%%

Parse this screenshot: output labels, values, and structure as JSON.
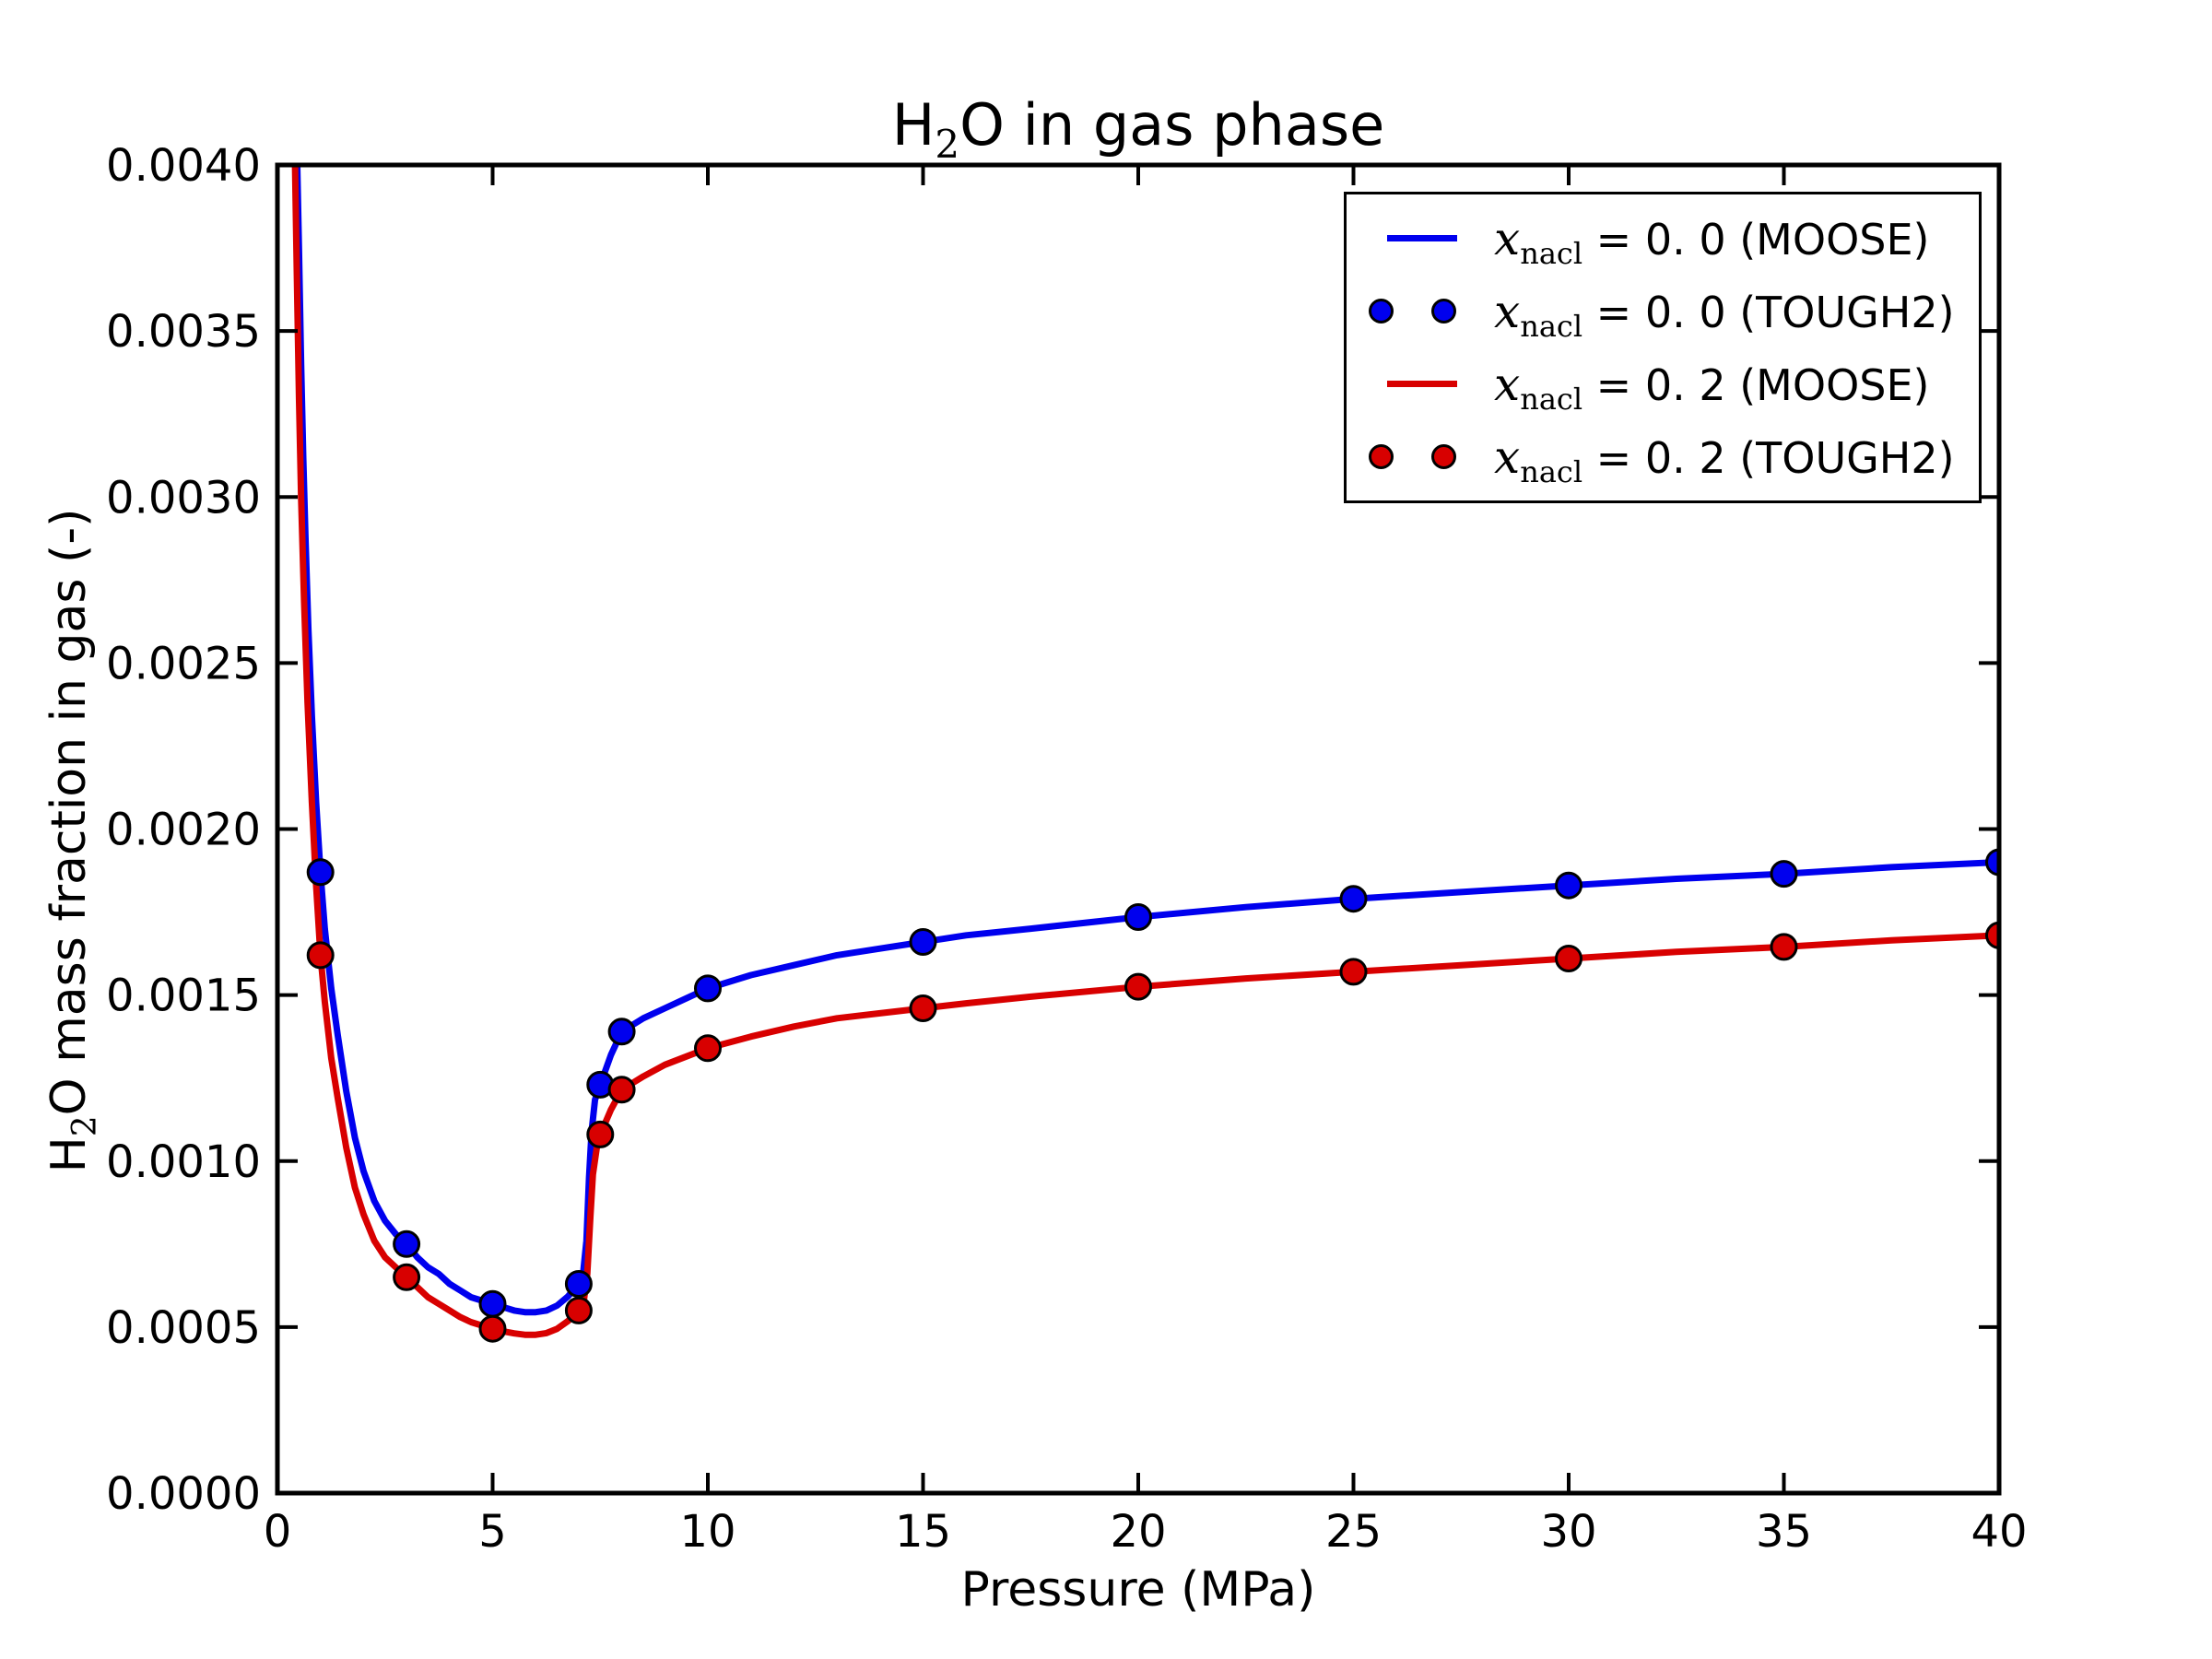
{
  "figure": {
    "background": "#ffffff"
  },
  "chart_data": {
    "type": "line",
    "title": {
      "prefix": "H",
      "sub": "2",
      "suffix": "O in gas phase"
    },
    "xlabel": "Pressure (MPa)",
    "ylabel": {
      "prefix": "H",
      "sub": "2",
      "suffix": "O mass fraction in gas (-)"
    },
    "xlim": [
      0,
      40
    ],
    "ylim": [
      0.0,
      0.004
    ],
    "grid": false,
    "legend_position": "upper right",
    "x_ticks": {
      "values": [
        0,
        5,
        10,
        15,
        20,
        25,
        30,
        35,
        40
      ],
      "labels": [
        "0",
        "5",
        "10",
        "15",
        "20",
        "25",
        "30",
        "35",
        "40"
      ]
    },
    "y_ticks": {
      "values": [
        0.0,
        0.0005,
        0.001,
        0.0015,
        0.002,
        0.0025,
        0.003,
        0.0035,
        0.004
      ],
      "labels": [
        "0.0000",
        "0.0005",
        "0.0010",
        "0.0015",
        "0.0020",
        "0.0025",
        "0.0030",
        "0.0035",
        "0.0040"
      ]
    },
    "colors": {
      "blue": "#0000ee",
      "red": "#d80000",
      "marker_edge": "#000000",
      "axes": "#000000"
    },
    "series": [
      {
        "name": "x_nacl = 0.0 (MOOSE)",
        "type": "line",
        "color_key": "blue",
        "points": [
          [
            0.46,
            0.004
          ],
          [
            0.5,
            0.00374
          ],
          [
            0.55,
            0.0034
          ],
          [
            0.6,
            0.00312
          ],
          [
            0.65,
            0.00288
          ],
          [
            0.72,
            0.0026
          ],
          [
            0.8,
            0.00234
          ],
          [
            0.9,
            0.00208
          ],
          [
            1.0,
            0.00187
          ],
          [
            1.1,
            0.0017
          ],
          [
            1.25,
            0.00152
          ],
          [
            1.4,
            0.00138
          ],
          [
            1.6,
            0.00121
          ],
          [
            1.8,
            0.00107
          ],
          [
            2.0,
            0.00097
          ],
          [
            2.25,
            0.00088
          ],
          [
            2.5,
            0.00082
          ],
          [
            2.75,
            0.00078
          ],
          [
            3.0,
            0.00075
          ],
          [
            3.25,
            0.00071
          ],
          [
            3.5,
            0.00068
          ],
          [
            3.75,
            0.00066
          ],
          [
            4.0,
            0.00063
          ],
          [
            4.25,
            0.00061
          ],
          [
            4.5,
            0.00059
          ],
          [
            4.75,
            0.00058
          ],
          [
            5.0,
            0.00057
          ],
          [
            5.25,
            0.00056
          ],
          [
            5.5,
            0.00055
          ],
          [
            5.75,
            0.000545
          ],
          [
            6.0,
            0.000545
          ],
          [
            6.25,
            0.00055
          ],
          [
            6.5,
            0.000565
          ],
          [
            6.75,
            0.000592
          ],
          [
            7.0,
            0.00063
          ],
          [
            7.1,
            0.00066
          ],
          [
            7.18,
            0.00076
          ],
          [
            7.24,
            0.00095
          ],
          [
            7.3,
            0.00109
          ],
          [
            7.38,
            0.001185
          ],
          [
            7.5,
            0.00123
          ],
          [
            7.75,
            0.00132
          ],
          [
            8.0,
            0.00139
          ],
          [
            8.5,
            0.00143
          ],
          [
            9.0,
            0.00146
          ],
          [
            9.5,
            0.00149
          ],
          [
            10.0,
            0.00152
          ],
          [
            11.0,
            0.00156
          ],
          [
            12.0,
            0.00159
          ],
          [
            13.0,
            0.00162
          ],
          [
            14.0,
            0.00164
          ],
          [
            15.0,
            0.00166
          ],
          [
            16.0,
            0.00168
          ],
          [
            17.5,
            0.0017
          ],
          [
            20.0,
            0.001735
          ],
          [
            22.5,
            0.001765
          ],
          [
            25.0,
            0.00179
          ],
          [
            27.5,
            0.00181
          ],
          [
            30.0,
            0.00183
          ],
          [
            32.5,
            0.00185
          ],
          [
            35.0,
            0.001865
          ],
          [
            37.5,
            0.001885
          ],
          [
            40.0,
            0.0019
          ]
        ]
      },
      {
        "name": "x_nacl = 0.0 (TOUGH2)",
        "type": "scatter",
        "color_key": "blue",
        "points": [
          [
            1,
            0.00187
          ],
          [
            3,
            0.00075
          ],
          [
            5,
            0.00057
          ],
          [
            7,
            0.00063
          ],
          [
            7.5,
            0.00123
          ],
          [
            8,
            0.00139
          ],
          [
            10,
            0.00152
          ],
          [
            15,
            0.00166
          ],
          [
            20,
            0.001735
          ],
          [
            25,
            0.00179
          ],
          [
            30,
            0.00183
          ],
          [
            35,
            0.001865
          ],
          [
            40,
            0.0019
          ]
        ]
      },
      {
        "name": "x_nacl = 0.2 (MOOSE)",
        "type": "line",
        "color_key": "red",
        "points": [
          [
            0.41,
            0.004
          ],
          [
            0.45,
            0.00368
          ],
          [
            0.5,
            0.0033
          ],
          [
            0.55,
            0.003
          ],
          [
            0.62,
            0.00268
          ],
          [
            0.7,
            0.00238
          ],
          [
            0.8,
            0.00208
          ],
          [
            0.9,
            0.00183
          ],
          [
            1.0,
            0.00162
          ],
          [
            1.1,
            0.00148
          ],
          [
            1.25,
            0.00131
          ],
          [
            1.4,
            0.00119
          ],
          [
            1.6,
            0.00104
          ],
          [
            1.8,
            0.00092
          ],
          [
            2.0,
            0.00084
          ],
          [
            2.25,
            0.00076
          ],
          [
            2.5,
            0.00071
          ],
          [
            2.75,
            0.00068
          ],
          [
            3.0,
            0.00065
          ],
          [
            3.25,
            0.00062
          ],
          [
            3.5,
            0.00059
          ],
          [
            3.75,
            0.00057
          ],
          [
            4.0,
            0.00055
          ],
          [
            4.25,
            0.00053
          ],
          [
            4.5,
            0.000515
          ],
          [
            4.75,
            0.000505
          ],
          [
            5.0,
            0.000495
          ],
          [
            5.25,
            0.000487
          ],
          [
            5.5,
            0.000481
          ],
          [
            5.75,
            0.000477
          ],
          [
            6.0,
            0.000477
          ],
          [
            6.25,
            0.000482
          ],
          [
            6.5,
            0.000495
          ],
          [
            6.75,
            0.000518
          ],
          [
            7.0,
            0.00055
          ],
          [
            7.12,
            0.00058
          ],
          [
            7.2,
            0.00066
          ],
          [
            7.27,
            0.00083
          ],
          [
            7.33,
            0.00096
          ],
          [
            7.42,
            0.00104
          ],
          [
            7.5,
            0.00108
          ],
          [
            7.75,
            0.001155
          ],
          [
            8.0,
            0.001215
          ],
          [
            8.5,
            0.001255
          ],
          [
            9.0,
            0.00129
          ],
          [
            9.5,
            0.001315
          ],
          [
            10.0,
            0.00134
          ],
          [
            11.0,
            0.001375
          ],
          [
            12.0,
            0.001405
          ],
          [
            13.0,
            0.00143
          ],
          [
            14.0,
            0.001445
          ],
          [
            15.0,
            0.00146
          ],
          [
            16.0,
            0.001475
          ],
          [
            17.5,
            0.001495
          ],
          [
            20.0,
            0.001525
          ],
          [
            22.5,
            0.00155
          ],
          [
            25.0,
            0.00157
          ],
          [
            27.5,
            0.00159
          ],
          [
            30.0,
            0.00161
          ],
          [
            32.5,
            0.00163
          ],
          [
            35.0,
            0.001645
          ],
          [
            37.5,
            0.001665
          ],
          [
            40.0,
            0.00168
          ]
        ]
      },
      {
        "name": "x_nacl = 0.2 (TOUGH2)",
        "type": "scatter",
        "color_key": "red",
        "points": [
          [
            1,
            0.00162
          ],
          [
            3,
            0.00065
          ],
          [
            5,
            0.000495
          ],
          [
            7,
            0.00055
          ],
          [
            7.5,
            0.00108
          ],
          [
            8,
            0.001215
          ],
          [
            10,
            0.00134
          ],
          [
            15,
            0.00146
          ],
          [
            20,
            0.001525
          ],
          [
            25,
            0.00157
          ],
          [
            30,
            0.00161
          ],
          [
            35,
            0.001645
          ],
          [
            40,
            0.00168
          ]
        ]
      }
    ],
    "legend_entries": [
      {
        "swatch": "line",
        "color_key": "blue",
        "var": "x",
        "sub": "nacl",
        "rest": " = 0. 0 (MOOSE)"
      },
      {
        "swatch": "markers",
        "color_key": "blue",
        "var": "x",
        "sub": "nacl",
        "rest": " = 0. 0 (TOUGH2)"
      },
      {
        "swatch": "line",
        "color_key": "red",
        "var": "x",
        "sub": "nacl",
        "rest": " = 0. 2 (MOOSE)"
      },
      {
        "swatch": "markers",
        "color_key": "red",
        "var": "x",
        "sub": "nacl",
        "rest": " = 0. 2 (TOUGH2)"
      }
    ]
  }
}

%%

*Exercise prompt*: Show all lines from the data above in which the word "name" appears.

*Solution*:
        "name": "x_nacl = 0.0 (MOOSE)",
        "name": "x_nacl = 0.0 (TOUGH2)",
        "name": "x_nacl = 0.2 (MOOSE)",
        "name": "x_nacl = 0.2 (TOUGH2)",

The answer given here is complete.